**Provided text:**
Well, I think people can definitely object if somebody says “Malayalam Branched off from Tamil”. This is because the name “Tamil” is being used here very loosely to refer to Tamil as it is today. To truly say the sense, one should say “Malayalam and Tamil branched off from Old Tamil around 7th to 10th centuries AD”. Malayalam has preserved plenty of words which occur in Old Tamil literature of those days but not in use in Tamil of current day. Even 2000 years ago, literary Tamil was different from that colloquial Tamil. If you read Silappathikaram which was sung by a supposedly Chera prince, the language has leanings towards Malayalam sans Sanskrit words. So whatever “Branching” happened, happened a long time ago. But probably the precipitation happened after the kingdoms of Tamil country collapsed in their old character. ManiParavalam style and script had taken shape in that part of the country and became Malayalam and though ManiParavalam style was in general vogue in all of Tamil country, it seems it was backed out and the language retained its character and distinctiveness. I am not kidding, even 2000 years ago it appears that poets effectively and consciously avoided Sanskrit words in Tamil works and were adopted only after some twists to suit the phonetic ease of the locals.
I also find that similarities in modern Tamil and Kannada (spoken) are very great and Telugu seems to be more separated but still strikingly similar.
In short, the word Tamil is used to refer to “Proto South Indian” only because of a successful avoidance of Sanskritization of the language. As I said above, many literary words are preserved in Malayalam and ardent Tamils must be thanking Malayalees!

Manjun Edangan said...

Constructing linguistic branches using literary works sounds dubious to me. There are folk Malayalam works in Malabar region (northern Kerala) which were supposedly devoid of Tamil and Sanskrit influences (Vadakkan Pattugal) and were supposedly written post 14th century. Now how does Manipravalam fit in this scenario?

Also, I'm not clear what does one mean by Manipravalam turning into Malayalam? Did it absorb Sanskrit words and some Sanskritic grammatical structure mixing it with core Tamil vocabulary and Tamil grammatical structure? My understanding is that the Dravidian grammatical structure of Malayalam itself is different from Tamil in many cases. So, it's a natural branching off two languages from a proto-language that reached the lands of present day Kerala and Tamil Nadu. And Kerala and Tamil Nadu should be the last regions colonized by the Dravidians.

The so-called Manipravalam (a Dravidian language overwhelmed by Sanskrit words and sentences) isn't specific to Tamil and Malayalam regions. Even the oldest Kannada stone scriptures show this type of construction. However, the later literary Kannada has typical Dravidian structure but large borrowings from Prakrit and Sanskrit languages. Word borrowings don't change a language.

The proto-language can still be called Proto-Tamil than Proto-South Indian if you consider the political identity of the region at that age. However, linguistically it doesn't make sense because it could be Proto-Malayalam as well.

**Exercises:**
1. From the discussion on Malayalam and Tamil, write out the passage from "I also find" to "be thanking Malayalees!".
2. Decide whether each statement below agrees with the discussion on Malayalam and Tamil. Answer yes or no for each, and quote the deciding words.
(a) The first comment holds that Malayalam and Tamil branched off from Old Tamil around the 7th to 10th centuries AD.
(b) Manjun Edangan says that Manipravalam is specific to the Tamil and Malayalam regions.
(c) The first comment finds Telugu closer to modern Tamil than spoken Kannada is.
3. Answer these questions from the discussion on Malayalam and Tamil.
(a) According to the first comment, who sang Silappathikaram?
(b) What name does Manjun Edangan give to the folk Malayalam works of the Malabar region?
(c) According to Manjun Edangan, what in Kannada shows the Manipravalam type of construction?

**Data section:**

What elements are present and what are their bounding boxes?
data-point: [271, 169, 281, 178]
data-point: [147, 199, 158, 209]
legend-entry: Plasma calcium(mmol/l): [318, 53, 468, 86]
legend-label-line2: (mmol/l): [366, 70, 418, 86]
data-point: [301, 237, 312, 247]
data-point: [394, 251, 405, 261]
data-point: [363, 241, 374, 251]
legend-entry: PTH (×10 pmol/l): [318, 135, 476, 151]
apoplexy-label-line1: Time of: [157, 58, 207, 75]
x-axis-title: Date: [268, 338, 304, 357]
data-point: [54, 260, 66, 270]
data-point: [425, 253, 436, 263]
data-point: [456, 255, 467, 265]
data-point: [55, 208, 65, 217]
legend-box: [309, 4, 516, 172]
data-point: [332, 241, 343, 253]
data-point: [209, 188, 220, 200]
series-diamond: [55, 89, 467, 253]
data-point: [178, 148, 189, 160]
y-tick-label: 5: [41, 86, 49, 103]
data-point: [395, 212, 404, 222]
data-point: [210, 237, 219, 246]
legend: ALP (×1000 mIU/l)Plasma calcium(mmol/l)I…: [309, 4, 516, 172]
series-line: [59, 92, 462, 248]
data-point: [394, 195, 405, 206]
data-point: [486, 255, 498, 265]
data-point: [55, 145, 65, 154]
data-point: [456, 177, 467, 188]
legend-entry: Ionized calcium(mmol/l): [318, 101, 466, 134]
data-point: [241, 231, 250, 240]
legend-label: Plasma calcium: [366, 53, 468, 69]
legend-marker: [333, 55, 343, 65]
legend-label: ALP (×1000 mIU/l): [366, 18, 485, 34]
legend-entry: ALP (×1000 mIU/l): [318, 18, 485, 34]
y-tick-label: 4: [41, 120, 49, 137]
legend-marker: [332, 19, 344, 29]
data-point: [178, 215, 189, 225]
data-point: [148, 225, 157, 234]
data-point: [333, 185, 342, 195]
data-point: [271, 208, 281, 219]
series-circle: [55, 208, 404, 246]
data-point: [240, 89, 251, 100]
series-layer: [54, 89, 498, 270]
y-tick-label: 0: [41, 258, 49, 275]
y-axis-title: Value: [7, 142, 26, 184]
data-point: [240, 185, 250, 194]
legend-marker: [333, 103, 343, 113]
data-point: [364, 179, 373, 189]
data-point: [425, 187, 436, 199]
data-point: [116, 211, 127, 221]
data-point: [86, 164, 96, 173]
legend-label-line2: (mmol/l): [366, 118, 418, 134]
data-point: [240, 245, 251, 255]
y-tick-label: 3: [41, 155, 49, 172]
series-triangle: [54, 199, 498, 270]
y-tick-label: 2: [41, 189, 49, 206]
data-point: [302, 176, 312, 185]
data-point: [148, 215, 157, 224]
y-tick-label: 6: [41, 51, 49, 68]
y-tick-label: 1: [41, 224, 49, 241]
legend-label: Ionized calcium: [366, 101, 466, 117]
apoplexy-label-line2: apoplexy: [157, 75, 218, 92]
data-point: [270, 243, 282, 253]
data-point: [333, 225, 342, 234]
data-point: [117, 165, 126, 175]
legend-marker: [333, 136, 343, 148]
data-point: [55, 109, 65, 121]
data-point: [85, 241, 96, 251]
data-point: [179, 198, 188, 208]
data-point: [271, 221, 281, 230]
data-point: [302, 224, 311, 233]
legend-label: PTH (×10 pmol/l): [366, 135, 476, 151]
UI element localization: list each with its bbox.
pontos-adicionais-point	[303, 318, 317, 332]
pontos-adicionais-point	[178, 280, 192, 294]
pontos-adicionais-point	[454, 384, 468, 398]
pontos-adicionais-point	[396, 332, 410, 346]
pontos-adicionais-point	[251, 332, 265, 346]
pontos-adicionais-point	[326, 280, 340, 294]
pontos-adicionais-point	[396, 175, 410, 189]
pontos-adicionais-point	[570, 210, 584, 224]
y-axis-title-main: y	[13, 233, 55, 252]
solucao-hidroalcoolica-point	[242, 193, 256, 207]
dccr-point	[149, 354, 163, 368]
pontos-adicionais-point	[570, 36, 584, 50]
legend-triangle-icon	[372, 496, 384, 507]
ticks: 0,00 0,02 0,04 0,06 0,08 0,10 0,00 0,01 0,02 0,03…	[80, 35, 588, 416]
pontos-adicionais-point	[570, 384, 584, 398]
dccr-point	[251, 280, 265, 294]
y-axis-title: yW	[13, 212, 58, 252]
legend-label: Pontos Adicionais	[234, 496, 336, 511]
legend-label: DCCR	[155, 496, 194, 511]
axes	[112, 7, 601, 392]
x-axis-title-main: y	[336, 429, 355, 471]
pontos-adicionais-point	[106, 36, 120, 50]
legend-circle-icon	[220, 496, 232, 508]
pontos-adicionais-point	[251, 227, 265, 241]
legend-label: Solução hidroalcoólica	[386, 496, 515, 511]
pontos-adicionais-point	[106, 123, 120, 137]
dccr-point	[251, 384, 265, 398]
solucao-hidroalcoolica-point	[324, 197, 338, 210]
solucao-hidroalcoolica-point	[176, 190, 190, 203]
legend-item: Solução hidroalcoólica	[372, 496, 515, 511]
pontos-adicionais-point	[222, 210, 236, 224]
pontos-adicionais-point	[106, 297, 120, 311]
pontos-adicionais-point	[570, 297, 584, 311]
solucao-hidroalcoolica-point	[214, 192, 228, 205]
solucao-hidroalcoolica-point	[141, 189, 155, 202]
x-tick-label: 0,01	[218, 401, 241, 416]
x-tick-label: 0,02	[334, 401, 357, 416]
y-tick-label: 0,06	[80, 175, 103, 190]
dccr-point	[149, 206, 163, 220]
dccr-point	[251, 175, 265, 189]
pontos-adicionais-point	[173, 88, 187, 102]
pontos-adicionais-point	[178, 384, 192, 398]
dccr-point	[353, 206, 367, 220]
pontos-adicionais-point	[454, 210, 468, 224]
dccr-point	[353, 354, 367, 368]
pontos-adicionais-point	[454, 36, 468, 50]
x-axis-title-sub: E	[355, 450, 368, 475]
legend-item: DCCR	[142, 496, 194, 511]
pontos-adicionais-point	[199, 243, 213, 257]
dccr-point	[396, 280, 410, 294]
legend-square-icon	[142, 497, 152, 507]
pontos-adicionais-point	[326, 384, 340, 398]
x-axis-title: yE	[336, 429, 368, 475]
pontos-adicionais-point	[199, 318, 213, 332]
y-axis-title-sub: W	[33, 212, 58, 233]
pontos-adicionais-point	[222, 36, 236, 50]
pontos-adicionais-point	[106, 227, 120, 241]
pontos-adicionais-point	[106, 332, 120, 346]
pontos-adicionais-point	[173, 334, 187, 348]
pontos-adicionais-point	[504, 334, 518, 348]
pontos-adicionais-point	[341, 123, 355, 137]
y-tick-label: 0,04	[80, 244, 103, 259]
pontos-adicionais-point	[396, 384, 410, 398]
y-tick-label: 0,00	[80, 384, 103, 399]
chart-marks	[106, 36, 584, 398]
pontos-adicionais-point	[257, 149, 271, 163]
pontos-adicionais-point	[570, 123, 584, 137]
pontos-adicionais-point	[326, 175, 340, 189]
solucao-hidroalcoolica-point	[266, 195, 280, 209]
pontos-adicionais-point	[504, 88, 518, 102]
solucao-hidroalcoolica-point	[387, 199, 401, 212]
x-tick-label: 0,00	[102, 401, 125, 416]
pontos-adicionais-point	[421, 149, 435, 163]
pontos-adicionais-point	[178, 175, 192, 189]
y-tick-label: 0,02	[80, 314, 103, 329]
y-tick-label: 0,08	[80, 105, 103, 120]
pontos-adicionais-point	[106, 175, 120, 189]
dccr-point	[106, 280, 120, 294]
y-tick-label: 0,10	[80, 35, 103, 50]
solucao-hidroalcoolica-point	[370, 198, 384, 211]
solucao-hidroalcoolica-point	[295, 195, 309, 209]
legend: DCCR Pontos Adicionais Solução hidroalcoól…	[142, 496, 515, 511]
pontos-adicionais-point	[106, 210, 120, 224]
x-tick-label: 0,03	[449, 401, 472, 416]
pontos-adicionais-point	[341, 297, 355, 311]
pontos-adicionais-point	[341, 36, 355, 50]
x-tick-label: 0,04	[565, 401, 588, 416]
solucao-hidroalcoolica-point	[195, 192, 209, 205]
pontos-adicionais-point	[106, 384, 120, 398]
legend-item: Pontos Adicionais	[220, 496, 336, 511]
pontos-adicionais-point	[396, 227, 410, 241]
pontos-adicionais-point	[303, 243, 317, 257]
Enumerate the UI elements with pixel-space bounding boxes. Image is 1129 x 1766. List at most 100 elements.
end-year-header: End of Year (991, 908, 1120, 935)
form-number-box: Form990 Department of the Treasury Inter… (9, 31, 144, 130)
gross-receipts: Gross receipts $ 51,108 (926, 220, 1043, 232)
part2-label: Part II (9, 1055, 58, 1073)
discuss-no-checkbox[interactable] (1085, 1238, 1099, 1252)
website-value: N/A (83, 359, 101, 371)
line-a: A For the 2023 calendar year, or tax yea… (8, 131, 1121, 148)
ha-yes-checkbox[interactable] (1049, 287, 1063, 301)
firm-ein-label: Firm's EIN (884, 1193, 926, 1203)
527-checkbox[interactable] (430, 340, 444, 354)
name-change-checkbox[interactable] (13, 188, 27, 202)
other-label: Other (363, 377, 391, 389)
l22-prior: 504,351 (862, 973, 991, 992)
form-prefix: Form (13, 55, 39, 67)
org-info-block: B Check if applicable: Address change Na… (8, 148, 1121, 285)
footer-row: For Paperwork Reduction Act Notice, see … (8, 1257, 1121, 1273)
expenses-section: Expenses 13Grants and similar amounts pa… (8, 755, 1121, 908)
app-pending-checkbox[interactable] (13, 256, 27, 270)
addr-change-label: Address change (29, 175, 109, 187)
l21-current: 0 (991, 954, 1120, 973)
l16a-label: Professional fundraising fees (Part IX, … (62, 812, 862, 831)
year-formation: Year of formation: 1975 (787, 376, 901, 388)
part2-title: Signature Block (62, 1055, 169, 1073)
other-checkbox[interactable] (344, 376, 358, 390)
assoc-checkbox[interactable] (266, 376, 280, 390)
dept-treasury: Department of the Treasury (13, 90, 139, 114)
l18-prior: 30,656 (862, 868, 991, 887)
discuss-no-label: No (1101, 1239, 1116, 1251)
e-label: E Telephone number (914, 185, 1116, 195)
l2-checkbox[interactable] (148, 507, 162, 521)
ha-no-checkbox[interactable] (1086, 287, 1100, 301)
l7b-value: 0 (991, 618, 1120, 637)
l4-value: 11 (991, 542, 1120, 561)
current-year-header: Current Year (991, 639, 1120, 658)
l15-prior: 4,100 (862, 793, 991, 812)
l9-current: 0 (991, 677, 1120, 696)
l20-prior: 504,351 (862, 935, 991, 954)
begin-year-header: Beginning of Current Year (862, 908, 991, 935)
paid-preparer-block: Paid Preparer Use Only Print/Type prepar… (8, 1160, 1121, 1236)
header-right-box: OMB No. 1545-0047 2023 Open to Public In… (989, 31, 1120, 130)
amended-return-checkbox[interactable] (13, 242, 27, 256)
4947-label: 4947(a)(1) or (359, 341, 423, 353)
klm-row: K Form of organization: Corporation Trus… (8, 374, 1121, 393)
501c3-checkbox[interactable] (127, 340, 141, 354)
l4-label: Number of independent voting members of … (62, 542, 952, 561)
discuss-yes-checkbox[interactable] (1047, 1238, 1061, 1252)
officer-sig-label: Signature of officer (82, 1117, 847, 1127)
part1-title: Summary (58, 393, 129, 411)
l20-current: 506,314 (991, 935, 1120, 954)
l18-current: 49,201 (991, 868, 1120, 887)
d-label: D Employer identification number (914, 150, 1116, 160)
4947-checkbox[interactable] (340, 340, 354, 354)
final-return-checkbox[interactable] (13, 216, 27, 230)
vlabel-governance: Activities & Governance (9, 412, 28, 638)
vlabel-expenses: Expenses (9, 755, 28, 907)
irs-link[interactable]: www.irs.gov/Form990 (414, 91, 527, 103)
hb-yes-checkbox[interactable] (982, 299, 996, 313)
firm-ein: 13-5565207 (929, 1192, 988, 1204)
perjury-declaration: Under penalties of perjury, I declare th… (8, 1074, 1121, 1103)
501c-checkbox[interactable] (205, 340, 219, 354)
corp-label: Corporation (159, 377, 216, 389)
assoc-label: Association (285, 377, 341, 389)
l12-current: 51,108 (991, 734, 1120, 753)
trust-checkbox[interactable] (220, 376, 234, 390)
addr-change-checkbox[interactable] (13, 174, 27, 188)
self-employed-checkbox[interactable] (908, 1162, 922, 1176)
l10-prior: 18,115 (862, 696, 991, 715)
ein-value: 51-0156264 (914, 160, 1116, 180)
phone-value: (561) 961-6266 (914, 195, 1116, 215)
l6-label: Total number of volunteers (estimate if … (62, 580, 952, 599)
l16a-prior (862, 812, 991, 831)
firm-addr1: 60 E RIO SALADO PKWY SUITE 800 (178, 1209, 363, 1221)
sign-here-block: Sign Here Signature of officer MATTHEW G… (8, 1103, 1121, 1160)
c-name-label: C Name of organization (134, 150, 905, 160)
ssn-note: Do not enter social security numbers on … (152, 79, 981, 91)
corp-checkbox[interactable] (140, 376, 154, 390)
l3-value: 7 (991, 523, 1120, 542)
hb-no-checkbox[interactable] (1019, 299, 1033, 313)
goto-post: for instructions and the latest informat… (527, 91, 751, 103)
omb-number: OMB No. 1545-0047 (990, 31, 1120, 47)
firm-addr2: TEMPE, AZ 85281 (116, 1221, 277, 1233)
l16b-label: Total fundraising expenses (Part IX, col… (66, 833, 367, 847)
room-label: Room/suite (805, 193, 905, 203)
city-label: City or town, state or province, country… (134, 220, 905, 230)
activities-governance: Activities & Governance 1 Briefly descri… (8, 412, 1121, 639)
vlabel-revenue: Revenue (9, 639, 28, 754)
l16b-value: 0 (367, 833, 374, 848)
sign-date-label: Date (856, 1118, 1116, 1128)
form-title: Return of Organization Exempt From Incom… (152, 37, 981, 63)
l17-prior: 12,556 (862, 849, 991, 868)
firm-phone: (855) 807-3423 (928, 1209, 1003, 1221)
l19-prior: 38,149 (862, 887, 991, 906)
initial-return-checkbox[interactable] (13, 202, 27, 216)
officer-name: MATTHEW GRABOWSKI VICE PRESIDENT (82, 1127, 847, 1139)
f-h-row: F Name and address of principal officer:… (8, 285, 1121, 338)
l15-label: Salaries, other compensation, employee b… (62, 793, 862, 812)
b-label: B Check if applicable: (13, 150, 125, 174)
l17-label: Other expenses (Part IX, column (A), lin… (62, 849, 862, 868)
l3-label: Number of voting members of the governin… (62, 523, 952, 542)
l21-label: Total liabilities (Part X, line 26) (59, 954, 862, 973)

**Set of answers:**
1.
I also find that similarities in modern Tamil and Kannada (spoken) are very great and Telugu seems to be more separated but still strikingly similar.
In short, the word Tamil is used to refer to “Proto South Indian” only because of a successful avoidance of Sanskritization of the language. As I said above, many literary words are preserved in Malayalam and ardent Tamils must be thanking Malayalees!

2.
(a) Yes: "Malayalam and Tamil branched off from Old Tamil around 7th to 10th centuries AD"
(b) No: "The so-called Manipravalam (a Dravidian language overwhelmed by Sanskrit words and sentences) isn't specific to Tamil and Malayalam regions."
(c) No: "I also find that similarities in modern Tamil and Kannada (spoken) are very great and Telugu seems to be more separated but still strikingly similar."

3.
(a) A supposedly Chera prince.
(b) Vadakkan Pattugal.
(c) The oldest Kannada stone scriptures.